[BEGIN Material]

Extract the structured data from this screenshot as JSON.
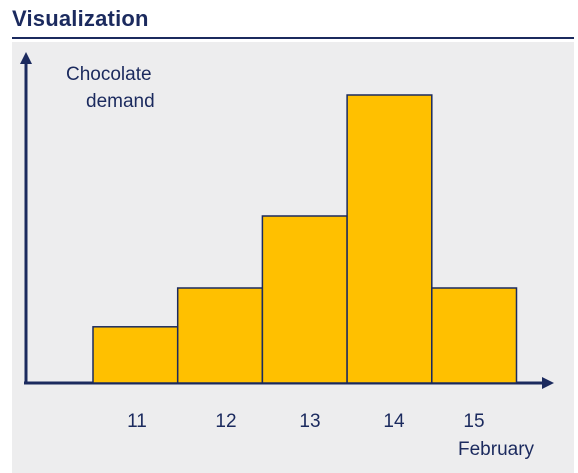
{
  "header": {
    "title": "Visualization"
  },
  "chart_data": {
    "type": "bar",
    "title": "",
    "ylabel_lines": [
      "Chocolate",
      "demand"
    ],
    "xlabel": "February",
    "categories": [
      "11",
      "12",
      "13",
      "14",
      "15"
    ],
    "values": [
      19.5,
      33,
      58,
      100,
      33
    ],
    "ylim": [
      0,
      100
    ],
    "grid": false,
    "legend": "none",
    "colors": {
      "bar_fill": "#ffc000",
      "bar_stroke": "#1b2a5e",
      "axis": "#1b2a5e"
    }
  }
}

[END Material]

§ **What the exercise asks**:
Copy out all of the material exactly as written, without its pictures.

§ **Solution below**:
Extract the structured data from this screenshot as JSON.
{
  "header": {
    "title": "Visualization"
  },
  "chart_data": {
    "type": "bar",
    "title": "",
    "ylabel_lines": [
      "Chocolate",
      "demand"
    ],
    "xlabel": "February",
    "categories": [
      "11",
      "12",
      "13",
      "14",
      "15"
    ],
    "values": [
      19.5,
      33,
      58,
      100,
      33
    ],
    "ylim": [
      0,
      100
    ],
    "grid": false,
    "legend": "none",
    "colors": {
      "bar_fill": "#ffc000",
      "bar_stroke": "#1b2a5e",
      "axis": "#1b2a5e"
    }
  }
}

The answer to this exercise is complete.